GOAL
Skip every picture and transcribe the remaining material exactly.

RECORDS FOR THIS EXERCISE

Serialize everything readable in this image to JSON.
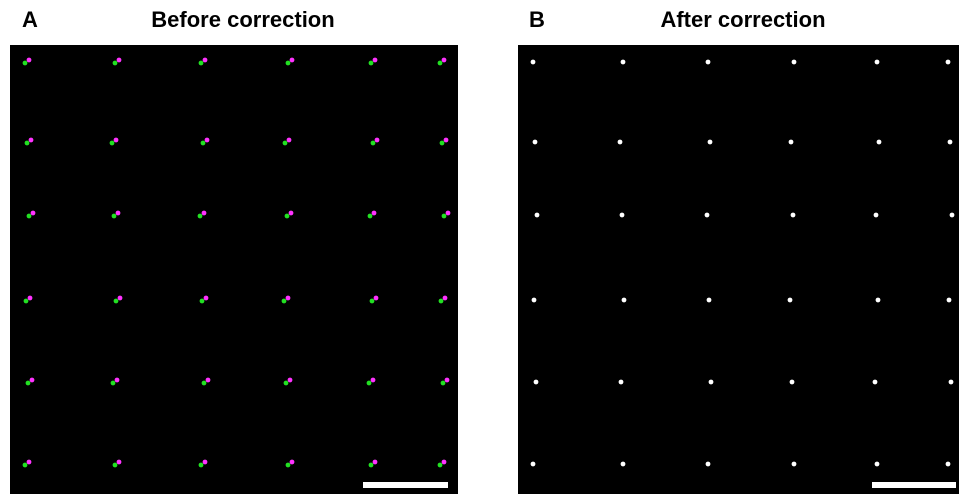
{
  "panels": [
    {
      "label": "A",
      "title": "Before correction"
    },
    {
      "label": "B",
      "title": "After correction"
    }
  ]
}
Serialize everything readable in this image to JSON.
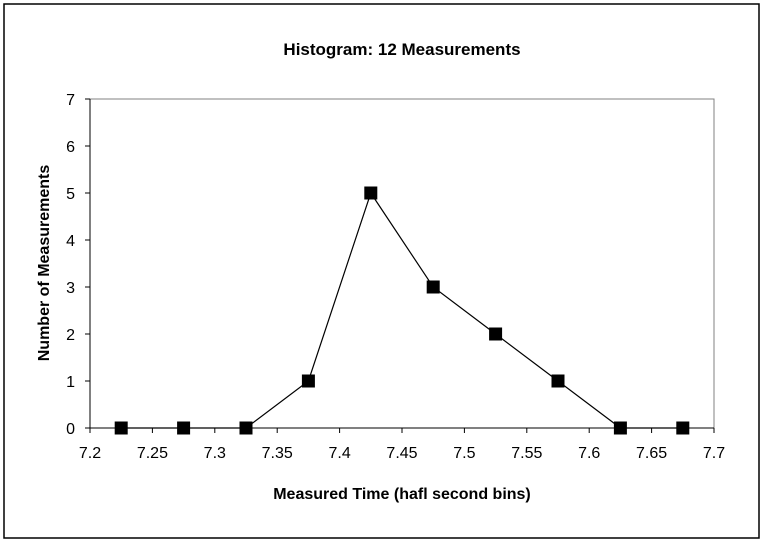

RESULT
Serialize everything readable in this image to JSON.
{
  "panels": [
    {
      "label": "A",
      "title": "Before correction"
    },
    {
      "label": "B",
      "title": "After correction"
    }
  ]
}
Serialize everything readable in this image to JSON.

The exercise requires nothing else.